#### Items listed in a dataset
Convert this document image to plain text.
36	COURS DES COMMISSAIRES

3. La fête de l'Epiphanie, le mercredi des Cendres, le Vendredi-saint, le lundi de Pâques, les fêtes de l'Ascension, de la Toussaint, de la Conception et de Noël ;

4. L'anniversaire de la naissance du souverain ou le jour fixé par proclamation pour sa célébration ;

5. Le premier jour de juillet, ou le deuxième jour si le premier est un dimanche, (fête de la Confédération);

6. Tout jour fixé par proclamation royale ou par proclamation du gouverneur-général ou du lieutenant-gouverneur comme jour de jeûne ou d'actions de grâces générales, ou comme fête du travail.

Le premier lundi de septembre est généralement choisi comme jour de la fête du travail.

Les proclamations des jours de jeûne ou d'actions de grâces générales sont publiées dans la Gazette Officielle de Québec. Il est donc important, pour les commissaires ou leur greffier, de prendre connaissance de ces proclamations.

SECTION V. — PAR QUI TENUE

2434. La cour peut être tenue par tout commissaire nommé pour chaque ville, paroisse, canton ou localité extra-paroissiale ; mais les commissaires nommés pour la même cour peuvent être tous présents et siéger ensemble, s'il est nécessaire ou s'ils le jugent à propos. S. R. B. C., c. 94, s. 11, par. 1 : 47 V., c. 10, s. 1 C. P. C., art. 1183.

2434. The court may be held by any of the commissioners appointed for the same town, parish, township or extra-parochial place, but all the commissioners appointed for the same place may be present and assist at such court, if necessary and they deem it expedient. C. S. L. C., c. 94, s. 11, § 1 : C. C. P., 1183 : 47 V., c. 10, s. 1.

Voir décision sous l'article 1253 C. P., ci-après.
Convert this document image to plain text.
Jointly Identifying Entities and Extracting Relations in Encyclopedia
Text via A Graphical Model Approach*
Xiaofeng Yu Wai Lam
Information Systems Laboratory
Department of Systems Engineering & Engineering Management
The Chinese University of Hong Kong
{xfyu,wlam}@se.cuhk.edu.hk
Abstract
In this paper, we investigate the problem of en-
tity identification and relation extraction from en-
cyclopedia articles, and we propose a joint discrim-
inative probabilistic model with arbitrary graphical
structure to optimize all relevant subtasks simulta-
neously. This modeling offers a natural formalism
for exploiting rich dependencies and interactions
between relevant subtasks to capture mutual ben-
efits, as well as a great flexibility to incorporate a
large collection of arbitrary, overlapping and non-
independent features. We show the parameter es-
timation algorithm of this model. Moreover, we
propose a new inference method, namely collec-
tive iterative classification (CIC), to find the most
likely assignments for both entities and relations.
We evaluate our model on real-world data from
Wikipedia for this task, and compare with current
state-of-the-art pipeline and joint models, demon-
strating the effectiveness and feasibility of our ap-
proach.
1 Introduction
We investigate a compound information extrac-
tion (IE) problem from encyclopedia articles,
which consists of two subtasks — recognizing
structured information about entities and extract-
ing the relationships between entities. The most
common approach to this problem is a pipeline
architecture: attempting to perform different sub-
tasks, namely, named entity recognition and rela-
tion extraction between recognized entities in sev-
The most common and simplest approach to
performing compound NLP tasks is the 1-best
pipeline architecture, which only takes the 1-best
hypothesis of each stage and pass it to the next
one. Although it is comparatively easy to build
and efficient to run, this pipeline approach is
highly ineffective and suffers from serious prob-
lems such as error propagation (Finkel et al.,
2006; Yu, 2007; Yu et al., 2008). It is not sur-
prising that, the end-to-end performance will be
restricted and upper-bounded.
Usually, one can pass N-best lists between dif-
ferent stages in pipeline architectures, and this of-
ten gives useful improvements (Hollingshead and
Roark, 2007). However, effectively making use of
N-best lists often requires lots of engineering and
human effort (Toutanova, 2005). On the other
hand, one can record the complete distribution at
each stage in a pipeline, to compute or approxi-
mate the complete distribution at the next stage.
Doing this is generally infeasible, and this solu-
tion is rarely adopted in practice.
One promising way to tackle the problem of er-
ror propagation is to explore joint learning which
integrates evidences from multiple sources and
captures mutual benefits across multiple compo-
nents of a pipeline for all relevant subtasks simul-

#### TO BE DONE
Extract every entry in the listing word for word.

#### RESPONSE FOR THIS EXERCISE
Convert this document image to plain text.
36	COURS DES COMMISSAIRES

3. La fête de l'Epiphanie, le mercredi des Cendres, le Vendredi-saint, le lundi de Pâques, les fêtes de l'Ascension, de la Toussaint, de la Conception et de Noël ;

4. L'anniversaire de la naissance du souverain ou le jour fixé par proclamation pour sa célébration ;

5. Le premier jour de juillet, ou le deuxième jour si le premier est un dimanche, (fête de la Confédération);

6. Tout jour fixé par proclamation royale ou par proclamation du gouverneur-général ou du lieutenant-gouverneur comme jour de jeûne ou d'actions de grâces générales, ou comme fête du travail.

Le premier lundi de septembre est généralement choisi comme jour de la fête du travail.

Les proclamations des jours de jeûne ou d'actions de grâces générales sont publiées dans la Gazette Officielle de Québec. Il est donc important, pour les commissaires ou leur greffier, de prendre connaissance de ces proclamations.

SECTION V. — PAR QUI TENUE

2434. La cour peut être tenue par tout commissaire nommé pour chaque ville, paroisse, canton ou localité extra-paroissiale ; mais les commissaires nommés pour la même cour peuvent être tous présents et siéger ensemble, s'il est nécessaire ou s'ils le jugent à propos. S. R. B. C., c. 94, s. 11, par. 1 : 47 V., c. 10, s. 1 C. P. C., art. 1183.

2434. The court may be held by any of the commissioners appointed for the same town, parish, township or extra-parochial place, but all the commissioners appointed for the same place may be present and assist at such court, if necessary and they deem it expedient. C. S. L. C., c. 94, s. 11, § 1 : C. C. P., 1183 : 47 V., c. 10, s. 1.

Voir décision sous l'article 1253 C. P., ci-après.
Convert this document image to plain text.
Jointly Identifying Entities and Extracting Relations in Encyclopedia
Text via A Graphical Model Approach*
Xiaofeng Yu Wai Lam
Information Systems Laboratory
Department of Systems Engineering & Engineering Management
The Chinese University of Hong Kong
{xfyu,wlam}@se.cuhk.edu.hk
Abstract
In this paper, we investigate the problem of en-
tity identification and relation extraction from en-
cyclopedia articles, and we propose a joint discrim-
inative probabilistic model with arbitrary graphical
structure to optimize all relevant subtasks simulta-
neously. This modeling offers a natural formalism
for exploiting rich dependencies and interactions
between relevant subtasks to capture mutual ben-
efits, as well as a great flexibility to incorporate a
large collection of arbitrary, overlapping and non-
independent features. We show the parameter es-
timation algorithm of this model. Moreover, we
propose a new inference method, namely collec-
tive iterative classification (CIC), to find the most
likely assignments for both entities and relations.
We evaluate our model on real-world data from
Wikipedia for this task, and compare with current
state-of-the-art pipeline and joint models, demon-
strating the effectiveness and feasibility of our ap-
proach.
1 Introduction
We investigate a compound information extrac-
tion (IE) problem from encyclopedia articles,
which consists of two subtasks — recognizing
structured information about entities and extract-
ing the relationships between entities. The most
common approach to this problem is a pipeline
architecture: attempting to perform different sub-
tasks, namely, named entity recognition and rela-
tion extraction between recognized entities in sev-
The most common and simplest approach to
performing compound NLP tasks is the 1-best
pipeline architecture, which only takes the 1-best
hypothesis of each stage and pass it to the next
one. Although it is comparatively easy to build
and efficient to run, this pipeline approach is
highly ineffective and suffers from serious prob-
lems such as error propagation (Finkel et al.,
2006; Yu, 2007; Yu et al., 2008). It is not sur-
prising that, the end-to-end performance will be
restricted and upper-bounded.
Usually, one can pass N-best lists between dif-
ferent stages in pipeline architectures, and this of-
ten gives useful improvements (Hollingshead and
Roark, 2007). However, effectively making use of
N-best lists often requires lots of engineering and
human effort (Toutanova, 2005). On the other
hand, one can record the complete distribution at
each stage in a pipeline, to compute or approxi-
mate the complete distribution at the next stage.
Doing this is generally infeasible, and this solu-
tion is rarely adopted in practice.
One promising way to tackle the problem of er-
ror propagation is to explore joint learning which
integrates evidences from multiple sources and
captures mutual benefits across multiple compo-
nents of a pipeline for all relevant subtasks simul-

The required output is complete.